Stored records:
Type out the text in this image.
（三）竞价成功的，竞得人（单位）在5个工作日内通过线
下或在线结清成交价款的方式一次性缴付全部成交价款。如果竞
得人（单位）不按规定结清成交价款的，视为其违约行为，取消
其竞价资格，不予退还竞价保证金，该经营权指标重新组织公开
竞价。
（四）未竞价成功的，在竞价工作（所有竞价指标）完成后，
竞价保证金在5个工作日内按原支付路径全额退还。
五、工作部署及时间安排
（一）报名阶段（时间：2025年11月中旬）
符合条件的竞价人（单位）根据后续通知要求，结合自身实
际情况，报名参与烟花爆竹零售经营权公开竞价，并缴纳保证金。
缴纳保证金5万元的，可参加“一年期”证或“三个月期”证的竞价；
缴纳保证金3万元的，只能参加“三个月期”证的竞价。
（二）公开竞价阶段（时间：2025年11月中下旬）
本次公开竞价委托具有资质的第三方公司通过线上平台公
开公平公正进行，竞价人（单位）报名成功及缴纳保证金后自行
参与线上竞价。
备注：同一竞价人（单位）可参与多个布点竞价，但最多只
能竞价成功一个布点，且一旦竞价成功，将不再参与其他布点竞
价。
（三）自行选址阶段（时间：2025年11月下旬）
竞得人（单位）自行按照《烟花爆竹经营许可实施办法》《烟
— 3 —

- **What the task asks**: From the data above, pick out each line containing "三个月期" and copy it.

- **The completed task**:
缴纳保证金5万元的，可参加“一年期”证或“三个月期”证的竞价；
缴纳保证金3万元的，只能参加“三个月期”证的竞价。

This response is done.